BEGIN Data provided

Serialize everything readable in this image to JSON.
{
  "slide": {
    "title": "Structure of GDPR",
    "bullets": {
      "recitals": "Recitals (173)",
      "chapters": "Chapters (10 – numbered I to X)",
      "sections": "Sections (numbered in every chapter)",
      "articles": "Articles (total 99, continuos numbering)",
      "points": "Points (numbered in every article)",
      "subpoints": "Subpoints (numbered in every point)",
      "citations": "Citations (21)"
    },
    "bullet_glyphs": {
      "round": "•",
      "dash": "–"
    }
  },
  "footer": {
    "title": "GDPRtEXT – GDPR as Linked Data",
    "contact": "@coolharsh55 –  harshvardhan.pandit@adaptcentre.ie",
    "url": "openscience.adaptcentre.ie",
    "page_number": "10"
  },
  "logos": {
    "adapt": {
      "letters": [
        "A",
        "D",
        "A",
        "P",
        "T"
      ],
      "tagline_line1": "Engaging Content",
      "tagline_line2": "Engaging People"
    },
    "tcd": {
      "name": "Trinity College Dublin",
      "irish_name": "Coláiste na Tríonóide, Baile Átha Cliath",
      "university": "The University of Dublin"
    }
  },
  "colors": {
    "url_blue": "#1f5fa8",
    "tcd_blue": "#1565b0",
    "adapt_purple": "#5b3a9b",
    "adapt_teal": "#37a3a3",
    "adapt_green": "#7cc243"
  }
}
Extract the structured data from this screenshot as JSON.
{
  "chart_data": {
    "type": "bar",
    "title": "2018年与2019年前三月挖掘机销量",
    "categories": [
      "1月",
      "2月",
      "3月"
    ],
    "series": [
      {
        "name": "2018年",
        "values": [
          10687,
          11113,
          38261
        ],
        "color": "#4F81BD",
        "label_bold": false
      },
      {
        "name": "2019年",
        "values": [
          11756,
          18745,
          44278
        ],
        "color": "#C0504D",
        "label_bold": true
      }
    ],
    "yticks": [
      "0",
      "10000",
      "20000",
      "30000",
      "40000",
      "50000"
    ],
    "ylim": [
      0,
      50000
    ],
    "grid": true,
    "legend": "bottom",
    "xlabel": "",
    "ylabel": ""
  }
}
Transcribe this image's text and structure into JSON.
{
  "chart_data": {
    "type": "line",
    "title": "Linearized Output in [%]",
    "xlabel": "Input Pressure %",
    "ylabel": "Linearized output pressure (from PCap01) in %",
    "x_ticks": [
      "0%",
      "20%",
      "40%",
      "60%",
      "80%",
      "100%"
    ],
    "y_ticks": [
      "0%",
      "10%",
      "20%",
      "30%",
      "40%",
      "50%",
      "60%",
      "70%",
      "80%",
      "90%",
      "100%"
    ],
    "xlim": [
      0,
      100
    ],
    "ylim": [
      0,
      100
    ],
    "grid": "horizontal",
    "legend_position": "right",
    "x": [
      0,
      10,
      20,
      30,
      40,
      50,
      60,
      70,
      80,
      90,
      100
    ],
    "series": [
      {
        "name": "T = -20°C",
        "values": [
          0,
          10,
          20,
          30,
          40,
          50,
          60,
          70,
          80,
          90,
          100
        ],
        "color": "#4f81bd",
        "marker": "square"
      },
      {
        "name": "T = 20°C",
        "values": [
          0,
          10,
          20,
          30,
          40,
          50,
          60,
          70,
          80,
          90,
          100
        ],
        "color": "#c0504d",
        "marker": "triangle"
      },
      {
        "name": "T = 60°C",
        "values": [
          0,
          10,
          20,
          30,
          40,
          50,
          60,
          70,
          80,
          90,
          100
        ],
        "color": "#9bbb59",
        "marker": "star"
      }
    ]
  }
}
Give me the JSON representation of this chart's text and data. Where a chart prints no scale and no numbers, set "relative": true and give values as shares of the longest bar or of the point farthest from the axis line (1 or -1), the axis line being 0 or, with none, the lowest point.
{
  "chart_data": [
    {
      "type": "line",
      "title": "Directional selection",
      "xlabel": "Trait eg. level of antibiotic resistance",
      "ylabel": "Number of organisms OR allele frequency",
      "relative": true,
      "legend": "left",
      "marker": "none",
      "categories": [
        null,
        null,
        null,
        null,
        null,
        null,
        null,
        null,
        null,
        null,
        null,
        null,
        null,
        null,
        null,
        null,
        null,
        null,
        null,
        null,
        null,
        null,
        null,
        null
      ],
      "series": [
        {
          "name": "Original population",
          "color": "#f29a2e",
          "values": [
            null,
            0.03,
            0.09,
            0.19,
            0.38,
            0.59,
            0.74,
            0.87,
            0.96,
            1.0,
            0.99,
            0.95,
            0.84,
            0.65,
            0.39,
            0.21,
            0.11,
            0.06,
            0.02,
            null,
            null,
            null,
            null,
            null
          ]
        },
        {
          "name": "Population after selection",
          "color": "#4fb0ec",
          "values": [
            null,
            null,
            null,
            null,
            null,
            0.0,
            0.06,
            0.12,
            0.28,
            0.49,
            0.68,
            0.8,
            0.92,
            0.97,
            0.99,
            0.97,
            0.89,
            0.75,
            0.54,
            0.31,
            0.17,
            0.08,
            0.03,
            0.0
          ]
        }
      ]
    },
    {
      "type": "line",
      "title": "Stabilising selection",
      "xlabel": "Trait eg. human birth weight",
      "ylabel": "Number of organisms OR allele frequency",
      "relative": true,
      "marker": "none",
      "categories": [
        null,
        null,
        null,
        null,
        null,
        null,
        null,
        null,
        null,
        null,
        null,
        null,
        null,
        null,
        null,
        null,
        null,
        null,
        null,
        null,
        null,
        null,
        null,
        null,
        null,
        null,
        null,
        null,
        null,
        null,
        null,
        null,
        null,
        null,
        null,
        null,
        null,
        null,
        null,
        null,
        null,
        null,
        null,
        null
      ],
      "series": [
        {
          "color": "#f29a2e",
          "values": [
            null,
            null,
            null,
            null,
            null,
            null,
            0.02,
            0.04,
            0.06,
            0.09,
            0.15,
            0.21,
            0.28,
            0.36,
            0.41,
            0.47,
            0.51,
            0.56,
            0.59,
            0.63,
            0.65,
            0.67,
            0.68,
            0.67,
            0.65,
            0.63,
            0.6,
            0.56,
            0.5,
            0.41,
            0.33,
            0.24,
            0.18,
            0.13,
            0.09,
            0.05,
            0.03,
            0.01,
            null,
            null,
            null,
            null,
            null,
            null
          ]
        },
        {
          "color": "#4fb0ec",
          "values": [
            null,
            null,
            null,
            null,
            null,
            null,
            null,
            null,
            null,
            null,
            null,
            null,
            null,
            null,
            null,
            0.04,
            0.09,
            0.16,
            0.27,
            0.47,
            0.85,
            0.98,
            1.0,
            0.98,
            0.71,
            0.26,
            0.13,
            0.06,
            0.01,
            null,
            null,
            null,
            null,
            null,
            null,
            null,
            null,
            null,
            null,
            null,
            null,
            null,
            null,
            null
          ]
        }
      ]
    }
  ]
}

END Data provided

## Requirement
Extract all the material, leaving every line as it is.

## Response
Serialize everything readable in this image to JSON.
{
  "slide": {
    "title": "Structure of GDPR",
    "bullets": {
      "recitals": "Recitals (173)",
      "chapters": "Chapters (10 – numbered I to X)",
      "sections": "Sections (numbered in every chapter)",
      "articles": "Articles (total 99, continuos numbering)",
      "points": "Points (numbered in every article)",
      "subpoints": "Subpoints (numbered in every point)",
      "citations": "Citations (21)"
    },
    "bullet_glyphs": {
      "round": "•",
      "dash": "–"
    }
  },
  "footer": {
    "title": "GDPRtEXT – GDPR as Linked Data",
    "contact": "@coolharsh55 –  harshvardhan.pandit@adaptcentre.ie",
    "url": "openscience.adaptcentre.ie",
    "page_number": "10"
  },
  "logos": {
    "adapt": {
      "letters": [
        "A",
        "D",
        "A",
        "P",
        "T"
      ],
      "tagline_line1": "Engaging Content",
      "tagline_line2": "Engaging People"
    },
    "tcd": {
      "name": "Trinity College Dublin",
      "irish_name": "Coláiste na Tríonóide, Baile Átha Cliath",
      "university": "The University of Dublin"
    }
  },
  "colors": {
    "url_blue": "#1f5fa8",
    "tcd_blue": "#1565b0",
    "adapt_purple": "#5b3a9b",
    "adapt_teal": "#37a3a3",
    "adapt_green": "#7cc243"
  }
}
Extract the structured data from this screenshot as JSON.
{
  "chart_data": {
    "type": "bar",
    "title": "2018年与2019年前三月挖掘机销量",
    "categories": [
      "1月",
      "2月",
      "3月"
    ],
    "series": [
      {
        "name": "2018年",
        "values": [
          10687,
          11113,
          38261
        ],
        "color": "#4F81BD",
        "label_bold": false
      },
      {
        "name": "2019年",
        "values": [
          11756,
          18745,
          44278
        ],
        "color": "#C0504D",
        "label_bold": true
      }
    ],
    "yticks": [
      "0",
      "10000",
      "20000",
      "30000",
      "40000",
      "50000"
    ],
    "ylim": [
      0,
      50000
    ],
    "grid": true,
    "legend": "bottom",
    "xlabel": "",
    "ylabel": ""
  }
}
Transcribe this image's text and structure into JSON.
{
  "chart_data": {
    "type": "line",
    "title": "Linearized Output in [%]",
    "xlabel": "Input Pressure %",
    "ylabel": "Linearized output pressure (from PCap01) in %",
    "x_ticks": [
      "0%",
      "20%",
      "40%",
      "60%",
      "80%",
      "100%"
    ],
    "y_ticks": [
      "0%",
      "10%",
      "20%",
      "30%",
      "40%",
      "50%",
      "60%",
      "70%",
      "80%",
      "90%",
      "100%"
    ],
    "xlim": [
      0,
      100
    ],
    "ylim": [
      0,
      100
    ],
    "grid": "horizontal",
    "legend_position": "right",
    "x": [
      0,
      10,
      20,
      30,
      40,
      50,
      60,
      70,
      80,
      90,
      100
    ],
    "series": [
      {
        "name": "T = -20°C",
        "values": [
          0,
          10,
          20,
          30,
          40,
          50,
          60,
          70,
          80,
          90,
          100
        ],
        "color": "#4f81bd",
        "marker": "square"
      },
      {
        "name": "T = 20°C",
        "values": [
          0,
          10,
          20,
          30,
          40,
          50,
          60,
          70,
          80,
          90,
          100
        ],
        "color": "#c0504d",
        "marker": "triangle"
      },
      {
        "name": "T = 60°C",
        "values": [
          0,
          10,
          20,
          30,
          40,
          50,
          60,
          70,
          80,
          90,
          100
        ],
        "color": "#9bbb59",
        "marker": "star"
      }
    ]
  }
}
Give me the JSON representation of this chart's text and data. Where a chart prints no scale and no numbers, set "relative": true and give values as shares of the longest bar or of the point farthest from the axis line (1 or -1), the axis line being 0 or, with none, the lowest point.
{
  "chart_data": [
    {
      "type": "line",
      "title": "Directional selection",
      "xlabel": "Trait eg. level of antibiotic resistance",
      "ylabel": "Number of organisms OR allele frequency",
      "relative": true,
      "legend": "left",
      "marker": "none",
      "categories": [
        null,
        null,
        null,
        null,
        null,
        null,
        null,
        null,
        null,
        null,
        null,
        null,
        null,
        null,
        null,
        null,
        null,
        null,
        null,
        null,
        null,
        null,
        null,
        null
      ],
      "series": [
        {
          "name": "Original population",
          "color": "#f29a2e",
          "values": [
            null,
            0.03,
            0.09,
            0.19,
            0.38,
            0.59,
            0.74,
            0.87,
            0.96,
            1.0,
            0.99,
            0.95,
            0.84,
            0.65,
            0.39,
            0.21,
            0.11,
            0.06,
            0.02,
            null,
            null,
            null,
            null,
            null
          ]
        },
        {
          "name": "Population after selection",
          "color": "#4fb0ec",
          "values": [
            null,
            null,
            null,
            null,
            null,
            0.0,
            0.06,
            0.12,
            0.28,
            0.49,
            0.68,
            0.8,
            0.92,
            0.97,
            0.99,
            0.97,
            0.89,
            0.75,
            0.54,
            0.31,
            0.17,
            0.08,
            0.03,
            0.0
          ]
        }
      ]
    },
    {
      "type": "line",
      "title": "Stabilising selection",
      "xlabel": "Trait eg. human birth weight",
      "ylabel": "Number of organisms OR allele frequency",
      "relative": true,
      "marker": "none",
      "categories": [
        null,
        null,
        null,
        null,
        null,
        null,
        null,
        null,
        null,
        null,
        null,
        null,
        null,
        null,
        null,
        null,
        null,
        null,
        null,
        null,
        null,
        null,
        null,
        null,
        null,
        null,
        null,
        null,
        null,
        null,
        null,
        null,
        null,
        null,
        null,
        null,
        null,
        null,
        null,
        null,
        null,
        null,
        null,
        null
      ],
      "series": [
        {
          "color": "#f29a2e",
          "values": [
            null,
            null,
            null,
            null,
            null,
            null,
            0.02,
            0.04,
            0.06,
            0.09,
            0.15,
            0.21,
            0.28,
            0.36,
            0.41,
            0.47,
            0.51,
            0.56,
            0.59,
            0.63,
            0.65,
            0.67,
            0.68,
            0.67,
            0.65,
            0.63,
            0.6,
            0.56,
            0.5,
            0.41,
            0.33,
            0.24,
            0.18,
            0.13,
            0.09,
            0.05,
            0.03,
            0.01,
            null,
            null,
            null,
            null,
            null,
            null
          ]
        },
        {
          "color": "#4fb0ec",
          "values": [
            null,
            null,
            null,
            null,
            null,
            null,
            null,
            null,
            null,
            null,
            null,
            null,
            null,
            null,
            null,
            0.04,
            0.09,
            0.16,
            0.27,
            0.47,
            0.85,
            0.98,
            1.0,
            0.98,
            0.71,
            0.26,
            0.13,
            0.06,
            0.01,
            null,
            null,
            null,
            null,
            null,
            null,
            null,
            null,
            null,
            null,
            null,
            null,
            null,
            null,
            null
          ]
        }
      ]
    }
  ]
}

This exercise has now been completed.